[Collected data]

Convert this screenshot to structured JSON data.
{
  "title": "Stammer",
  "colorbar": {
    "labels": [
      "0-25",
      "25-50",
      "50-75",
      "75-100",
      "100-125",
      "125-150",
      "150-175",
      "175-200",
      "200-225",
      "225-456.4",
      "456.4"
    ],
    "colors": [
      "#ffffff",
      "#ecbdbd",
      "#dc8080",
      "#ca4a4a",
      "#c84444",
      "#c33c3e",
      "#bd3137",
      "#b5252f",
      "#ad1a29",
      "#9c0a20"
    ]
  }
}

▸ **Set problem**: Please repeat the listing above in full and exactly.

▸ **Correct result**:
Convert this screenshot to structured JSON data.
{
  "title": "Stammer",
  "colorbar": {
    "labels": [
      "0-25",
      "25-50",
      "50-75",
      "75-100",
      "100-125",
      "125-150",
      "150-175",
      "175-200",
      "200-225",
      "225-456.4",
      "456.4"
    ],
    "colors": [
      "#ffffff",
      "#ecbdbd",
      "#dc8080",
      "#ca4a4a",
      "#c84444",
      "#c33c3e",
      "#bd3137",
      "#b5252f",
      "#ad1a29",
      "#9c0a20"
    ]
  }
}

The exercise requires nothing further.